■ Required task ■
Report how many lines of the entries below contain the word "August", and nothing more.

■ Given records ■

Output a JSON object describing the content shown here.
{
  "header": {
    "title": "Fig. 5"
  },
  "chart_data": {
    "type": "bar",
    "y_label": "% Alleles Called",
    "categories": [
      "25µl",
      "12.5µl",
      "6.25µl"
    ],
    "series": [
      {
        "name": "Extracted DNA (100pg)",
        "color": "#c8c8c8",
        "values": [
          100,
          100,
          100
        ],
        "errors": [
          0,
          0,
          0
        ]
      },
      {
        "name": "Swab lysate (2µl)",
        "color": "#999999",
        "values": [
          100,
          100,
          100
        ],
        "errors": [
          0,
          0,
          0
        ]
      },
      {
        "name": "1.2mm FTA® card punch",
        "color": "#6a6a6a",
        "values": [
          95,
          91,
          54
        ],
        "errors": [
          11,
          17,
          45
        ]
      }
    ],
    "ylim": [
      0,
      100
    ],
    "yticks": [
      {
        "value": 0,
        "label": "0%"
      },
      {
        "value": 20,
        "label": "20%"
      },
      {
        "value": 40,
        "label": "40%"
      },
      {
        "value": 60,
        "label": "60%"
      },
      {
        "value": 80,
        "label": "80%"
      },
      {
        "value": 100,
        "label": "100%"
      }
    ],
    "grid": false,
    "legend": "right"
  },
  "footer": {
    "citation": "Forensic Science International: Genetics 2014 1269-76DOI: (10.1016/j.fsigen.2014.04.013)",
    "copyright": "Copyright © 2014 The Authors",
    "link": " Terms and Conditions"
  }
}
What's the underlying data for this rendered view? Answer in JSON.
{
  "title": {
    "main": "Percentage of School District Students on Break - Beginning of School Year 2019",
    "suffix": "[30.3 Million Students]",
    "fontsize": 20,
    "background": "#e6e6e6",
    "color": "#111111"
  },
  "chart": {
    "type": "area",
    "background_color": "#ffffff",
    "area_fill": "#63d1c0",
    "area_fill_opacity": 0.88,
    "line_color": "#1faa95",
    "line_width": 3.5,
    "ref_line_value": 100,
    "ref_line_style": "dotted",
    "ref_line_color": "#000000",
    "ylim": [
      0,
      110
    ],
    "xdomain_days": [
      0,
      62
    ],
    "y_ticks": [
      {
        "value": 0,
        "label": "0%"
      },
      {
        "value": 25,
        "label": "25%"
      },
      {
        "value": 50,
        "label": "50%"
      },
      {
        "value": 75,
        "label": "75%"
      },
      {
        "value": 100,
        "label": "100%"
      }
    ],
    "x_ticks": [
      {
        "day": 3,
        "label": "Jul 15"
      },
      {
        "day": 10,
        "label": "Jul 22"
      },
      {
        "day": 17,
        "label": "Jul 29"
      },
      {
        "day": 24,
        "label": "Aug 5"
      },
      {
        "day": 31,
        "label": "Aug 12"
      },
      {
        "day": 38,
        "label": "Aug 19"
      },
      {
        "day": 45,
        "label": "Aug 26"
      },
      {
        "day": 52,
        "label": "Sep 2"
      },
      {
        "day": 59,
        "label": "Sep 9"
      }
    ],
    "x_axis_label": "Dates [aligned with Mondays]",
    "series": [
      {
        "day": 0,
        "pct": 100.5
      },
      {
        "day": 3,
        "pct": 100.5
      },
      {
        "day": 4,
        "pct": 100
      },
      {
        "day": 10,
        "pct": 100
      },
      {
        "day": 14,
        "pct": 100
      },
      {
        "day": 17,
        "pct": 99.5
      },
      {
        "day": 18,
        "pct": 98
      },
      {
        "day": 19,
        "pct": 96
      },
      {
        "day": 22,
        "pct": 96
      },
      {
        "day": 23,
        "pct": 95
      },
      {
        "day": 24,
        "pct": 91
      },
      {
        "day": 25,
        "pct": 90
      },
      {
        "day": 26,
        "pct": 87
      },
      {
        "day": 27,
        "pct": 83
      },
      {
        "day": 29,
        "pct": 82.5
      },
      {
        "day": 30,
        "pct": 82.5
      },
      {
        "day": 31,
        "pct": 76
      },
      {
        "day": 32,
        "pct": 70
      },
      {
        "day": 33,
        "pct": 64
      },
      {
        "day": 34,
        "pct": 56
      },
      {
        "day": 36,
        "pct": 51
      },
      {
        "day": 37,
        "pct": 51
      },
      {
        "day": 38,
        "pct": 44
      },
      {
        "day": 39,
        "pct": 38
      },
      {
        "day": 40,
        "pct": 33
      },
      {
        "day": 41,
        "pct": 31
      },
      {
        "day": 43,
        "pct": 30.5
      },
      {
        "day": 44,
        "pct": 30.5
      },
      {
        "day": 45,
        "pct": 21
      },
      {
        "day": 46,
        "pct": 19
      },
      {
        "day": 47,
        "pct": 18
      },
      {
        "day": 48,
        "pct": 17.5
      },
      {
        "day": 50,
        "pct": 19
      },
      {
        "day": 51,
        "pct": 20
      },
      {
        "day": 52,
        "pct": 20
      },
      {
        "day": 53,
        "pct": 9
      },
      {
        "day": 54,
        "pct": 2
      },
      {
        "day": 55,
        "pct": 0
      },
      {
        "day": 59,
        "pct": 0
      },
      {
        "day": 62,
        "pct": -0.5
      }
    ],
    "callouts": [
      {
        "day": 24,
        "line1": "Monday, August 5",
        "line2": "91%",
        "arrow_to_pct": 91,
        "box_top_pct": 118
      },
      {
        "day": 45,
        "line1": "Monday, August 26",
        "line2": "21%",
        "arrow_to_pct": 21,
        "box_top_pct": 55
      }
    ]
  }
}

■ The result ■
2